(Records for processing)
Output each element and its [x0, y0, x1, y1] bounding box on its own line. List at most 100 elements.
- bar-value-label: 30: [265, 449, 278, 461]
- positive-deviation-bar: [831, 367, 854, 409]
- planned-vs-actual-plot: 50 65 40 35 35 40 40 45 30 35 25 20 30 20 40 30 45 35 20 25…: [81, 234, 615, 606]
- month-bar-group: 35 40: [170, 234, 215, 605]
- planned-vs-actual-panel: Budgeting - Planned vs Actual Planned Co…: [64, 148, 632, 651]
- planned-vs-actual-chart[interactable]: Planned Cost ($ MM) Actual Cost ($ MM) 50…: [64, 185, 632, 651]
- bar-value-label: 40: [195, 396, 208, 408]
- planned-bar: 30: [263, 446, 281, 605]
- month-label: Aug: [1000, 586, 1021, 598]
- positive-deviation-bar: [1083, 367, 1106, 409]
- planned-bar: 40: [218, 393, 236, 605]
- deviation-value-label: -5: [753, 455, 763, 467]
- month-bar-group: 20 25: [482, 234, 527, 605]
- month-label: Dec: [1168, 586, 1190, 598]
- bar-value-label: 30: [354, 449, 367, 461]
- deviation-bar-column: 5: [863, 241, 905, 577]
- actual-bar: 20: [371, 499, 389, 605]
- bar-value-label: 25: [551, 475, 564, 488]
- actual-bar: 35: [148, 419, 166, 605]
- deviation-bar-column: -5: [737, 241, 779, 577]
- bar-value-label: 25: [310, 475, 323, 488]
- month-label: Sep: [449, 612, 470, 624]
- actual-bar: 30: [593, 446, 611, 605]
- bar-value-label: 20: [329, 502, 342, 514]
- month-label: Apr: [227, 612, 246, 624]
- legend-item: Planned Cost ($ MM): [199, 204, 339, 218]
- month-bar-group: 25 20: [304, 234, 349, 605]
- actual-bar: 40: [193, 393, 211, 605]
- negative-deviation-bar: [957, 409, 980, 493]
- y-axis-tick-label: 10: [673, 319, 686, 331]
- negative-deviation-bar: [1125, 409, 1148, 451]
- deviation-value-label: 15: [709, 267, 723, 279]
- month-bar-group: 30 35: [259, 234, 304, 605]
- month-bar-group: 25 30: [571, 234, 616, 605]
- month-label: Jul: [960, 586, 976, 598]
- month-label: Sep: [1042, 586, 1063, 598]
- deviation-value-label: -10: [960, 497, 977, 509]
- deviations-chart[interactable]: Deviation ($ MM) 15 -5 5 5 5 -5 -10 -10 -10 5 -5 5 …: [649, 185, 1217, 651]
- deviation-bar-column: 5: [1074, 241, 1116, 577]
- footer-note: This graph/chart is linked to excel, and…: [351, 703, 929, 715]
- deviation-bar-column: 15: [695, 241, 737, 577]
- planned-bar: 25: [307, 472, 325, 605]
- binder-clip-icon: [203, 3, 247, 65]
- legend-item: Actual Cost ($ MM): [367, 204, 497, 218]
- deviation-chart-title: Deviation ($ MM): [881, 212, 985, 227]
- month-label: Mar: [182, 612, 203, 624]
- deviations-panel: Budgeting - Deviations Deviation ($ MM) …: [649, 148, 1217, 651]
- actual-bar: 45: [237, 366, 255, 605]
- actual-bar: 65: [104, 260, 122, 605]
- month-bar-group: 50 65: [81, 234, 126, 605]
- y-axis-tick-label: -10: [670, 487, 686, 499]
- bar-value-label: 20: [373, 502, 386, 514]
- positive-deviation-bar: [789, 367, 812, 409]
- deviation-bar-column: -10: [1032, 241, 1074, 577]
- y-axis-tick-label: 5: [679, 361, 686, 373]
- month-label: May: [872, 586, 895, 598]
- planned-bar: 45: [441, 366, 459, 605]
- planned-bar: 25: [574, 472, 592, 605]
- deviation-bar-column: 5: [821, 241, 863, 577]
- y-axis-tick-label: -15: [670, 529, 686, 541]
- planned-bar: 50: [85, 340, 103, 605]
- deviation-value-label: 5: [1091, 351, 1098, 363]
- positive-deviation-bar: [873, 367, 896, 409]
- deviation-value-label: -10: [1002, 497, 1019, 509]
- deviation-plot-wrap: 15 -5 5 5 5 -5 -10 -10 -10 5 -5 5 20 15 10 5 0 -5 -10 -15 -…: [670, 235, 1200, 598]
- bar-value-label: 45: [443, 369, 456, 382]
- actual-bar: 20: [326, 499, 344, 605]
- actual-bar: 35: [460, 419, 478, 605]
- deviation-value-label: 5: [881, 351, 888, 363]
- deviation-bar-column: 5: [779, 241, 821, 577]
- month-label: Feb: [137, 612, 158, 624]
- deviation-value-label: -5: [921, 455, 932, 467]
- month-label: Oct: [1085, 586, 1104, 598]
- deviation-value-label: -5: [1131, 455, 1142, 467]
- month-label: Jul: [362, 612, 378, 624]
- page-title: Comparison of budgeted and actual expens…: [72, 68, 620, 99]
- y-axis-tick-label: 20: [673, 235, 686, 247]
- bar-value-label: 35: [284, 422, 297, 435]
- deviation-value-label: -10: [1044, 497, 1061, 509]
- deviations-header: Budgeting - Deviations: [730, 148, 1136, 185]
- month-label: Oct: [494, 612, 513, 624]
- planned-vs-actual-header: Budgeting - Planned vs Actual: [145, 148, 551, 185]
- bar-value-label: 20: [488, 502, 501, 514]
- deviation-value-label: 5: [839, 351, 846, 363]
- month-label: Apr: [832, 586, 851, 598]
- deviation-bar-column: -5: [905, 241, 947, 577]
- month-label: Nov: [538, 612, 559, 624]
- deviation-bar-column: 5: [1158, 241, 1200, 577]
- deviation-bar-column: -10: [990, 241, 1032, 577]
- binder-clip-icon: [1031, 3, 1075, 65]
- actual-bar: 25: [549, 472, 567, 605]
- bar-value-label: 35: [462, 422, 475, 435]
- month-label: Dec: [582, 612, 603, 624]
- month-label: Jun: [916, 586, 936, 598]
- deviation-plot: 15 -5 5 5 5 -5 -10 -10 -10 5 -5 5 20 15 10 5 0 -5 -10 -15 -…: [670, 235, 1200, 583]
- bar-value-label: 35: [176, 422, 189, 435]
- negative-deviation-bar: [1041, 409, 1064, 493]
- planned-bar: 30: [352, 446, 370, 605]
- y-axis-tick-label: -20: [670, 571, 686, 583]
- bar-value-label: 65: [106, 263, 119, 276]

(Prompt) Can you transcribe the records word for word, starting at their very first line and ending at the line that contains "- month-bar-group: 35", with both of those lines included?

(Output)
Output each element and its [x0, y0, x1, y1] bounding box on its own line. List at most 100 elements.
- bar-value-label: 30: [265, 449, 278, 461]
- positive-deviation-bar: [831, 367, 854, 409]
- planned-vs-actual-plot: 50 65 40 35 35 40 40 45 30 35 25 20 30 20 40 30 45 35 20 25…: [81, 234, 615, 606]
- month-bar-group: 35 40: [170, 234, 215, 605]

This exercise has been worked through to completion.